»»
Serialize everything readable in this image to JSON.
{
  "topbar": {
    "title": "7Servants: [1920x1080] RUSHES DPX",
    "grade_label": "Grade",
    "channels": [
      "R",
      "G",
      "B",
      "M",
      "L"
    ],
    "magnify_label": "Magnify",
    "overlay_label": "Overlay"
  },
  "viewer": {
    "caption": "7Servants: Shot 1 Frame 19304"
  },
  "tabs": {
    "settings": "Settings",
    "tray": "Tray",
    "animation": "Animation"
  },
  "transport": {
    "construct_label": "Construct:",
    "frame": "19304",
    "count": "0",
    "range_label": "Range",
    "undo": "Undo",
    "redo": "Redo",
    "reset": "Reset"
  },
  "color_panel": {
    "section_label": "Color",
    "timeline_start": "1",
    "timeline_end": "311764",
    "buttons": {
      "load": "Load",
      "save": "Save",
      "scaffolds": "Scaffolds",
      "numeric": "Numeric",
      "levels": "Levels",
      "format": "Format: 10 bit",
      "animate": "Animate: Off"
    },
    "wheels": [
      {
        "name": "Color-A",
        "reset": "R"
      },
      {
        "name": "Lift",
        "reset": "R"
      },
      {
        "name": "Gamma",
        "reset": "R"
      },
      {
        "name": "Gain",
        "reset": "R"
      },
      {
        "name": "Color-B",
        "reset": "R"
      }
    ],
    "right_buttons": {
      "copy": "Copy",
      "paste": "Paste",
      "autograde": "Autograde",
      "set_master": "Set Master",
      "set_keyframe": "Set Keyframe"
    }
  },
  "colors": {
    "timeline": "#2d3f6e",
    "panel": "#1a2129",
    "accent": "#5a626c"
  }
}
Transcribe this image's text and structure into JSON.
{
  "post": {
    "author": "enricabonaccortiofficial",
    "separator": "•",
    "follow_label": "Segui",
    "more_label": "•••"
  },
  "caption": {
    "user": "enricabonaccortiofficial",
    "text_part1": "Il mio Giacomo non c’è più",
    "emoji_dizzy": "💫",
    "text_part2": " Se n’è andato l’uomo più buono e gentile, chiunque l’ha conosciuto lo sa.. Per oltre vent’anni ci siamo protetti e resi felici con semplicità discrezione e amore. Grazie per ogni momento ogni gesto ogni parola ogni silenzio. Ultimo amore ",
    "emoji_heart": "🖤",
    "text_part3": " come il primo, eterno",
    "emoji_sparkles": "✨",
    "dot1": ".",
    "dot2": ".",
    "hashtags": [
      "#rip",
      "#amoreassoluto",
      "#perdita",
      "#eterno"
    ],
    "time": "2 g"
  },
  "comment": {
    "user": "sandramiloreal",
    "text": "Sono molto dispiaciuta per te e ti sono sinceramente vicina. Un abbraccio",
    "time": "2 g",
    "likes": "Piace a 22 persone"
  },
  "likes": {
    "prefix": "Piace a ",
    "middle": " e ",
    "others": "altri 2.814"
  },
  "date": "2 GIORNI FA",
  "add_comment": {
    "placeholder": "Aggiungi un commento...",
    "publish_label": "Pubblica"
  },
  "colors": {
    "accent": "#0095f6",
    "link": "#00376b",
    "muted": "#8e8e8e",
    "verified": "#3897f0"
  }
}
««
WHAT THIS TASK INVOLVES: Each line of the listing above should be output exactly.

EXERCISE RESULT:
Serialize everything readable in this image to JSON.
{
  "topbar": {
    "title": "7Servants: [1920x1080] RUSHES DPX",
    "grade_label": "Grade",
    "channels": [
      "R",
      "G",
      "B",
      "M",
      "L"
    ],
    "magnify_label": "Magnify",
    "overlay_label": "Overlay"
  },
  "viewer": {
    "caption": "7Servants: Shot 1 Frame 19304"
  },
  "tabs": {
    "settings": "Settings",
    "tray": "Tray",
    "animation": "Animation"
  },
  "transport": {
    "construct_label": "Construct:",
    "frame": "19304",
    "count": "0",
    "range_label": "Range",
    "undo": "Undo",
    "redo": "Redo",
    "reset": "Reset"
  },
  "color_panel": {
    "section_label": "Color",
    "timeline_start": "1",
    "timeline_end": "311764",
    "buttons": {
      "load": "Load",
      "save": "Save",
      "scaffolds": "Scaffolds",
      "numeric": "Numeric",
      "levels": "Levels",
      "format": "Format: 10 bit",
      "animate": "Animate: Off"
    },
    "wheels": [
      {
        "name": "Color-A",
        "reset": "R"
      },
      {
        "name": "Lift",
        "reset": "R"
      },
      {
        "name": "Gamma",
        "reset": "R"
      },
      {
        "name": "Gain",
        "reset": "R"
      },
      {
        "name": "Color-B",
        "reset": "R"
      }
    ],
    "right_buttons": {
      "copy": "Copy",
      "paste": "Paste",
      "autograde": "Autograde",
      "set_master": "Set Master",
      "set_keyframe": "Set Keyframe"
    }
  },
  "colors": {
    "timeline": "#2d3f6e",
    "panel": "#1a2129",
    "accent": "#5a626c"
  }
}
Transcribe this image's text and structure into JSON.
{
  "post": {
    "author": "enricabonaccortiofficial",
    "separator": "•",
    "follow_label": "Segui",
    "more_label": "•••"
  },
  "caption": {
    "user": "enricabonaccortiofficial",
    "text_part1": "Il mio Giacomo non c’è più",
    "emoji_dizzy": "💫",
    "text_part2": " Se n’è andato l’uomo più buono e gentile, chiunque l’ha conosciuto lo sa.. Per oltre vent’anni ci siamo protetti e resi felici con semplicità discrezione e amore. Grazie per ogni momento ogni gesto ogni parola ogni silenzio. Ultimo amore ",
    "emoji_heart": "🖤",
    "text_part3": " come il primo, eterno",
    "emoji_sparkles": "✨",
    "dot1": ".",
    "dot2": ".",
    "hashtags": [
      "#rip",
      "#amoreassoluto",
      "#perdita",
      "#eterno"
    ],
    "time": "2 g"
  },
  "comment": {
    "user": "sandramiloreal",
    "text": "Sono molto dispiaciuta per te e ti sono sinceramente vicina. Un abbraccio",
    "time": "2 g",
    "likes": "Piace a 22 persone"
  },
  "likes": {
    "prefix": "Piace a ",
    "middle": " e ",
    "others": "altri 2.814"
  },
  "date": "2 GIORNI FA",
  "add_comment": {
    "placeholder": "Aggiungi un commento...",
    "publish_label": "Pubblica"
  },
  "colors": {
    "accent": "#0095f6",
    "link": "#00376b",
    "muted": "#8e8e8e",
    "verified": "#3897f0"
  }
}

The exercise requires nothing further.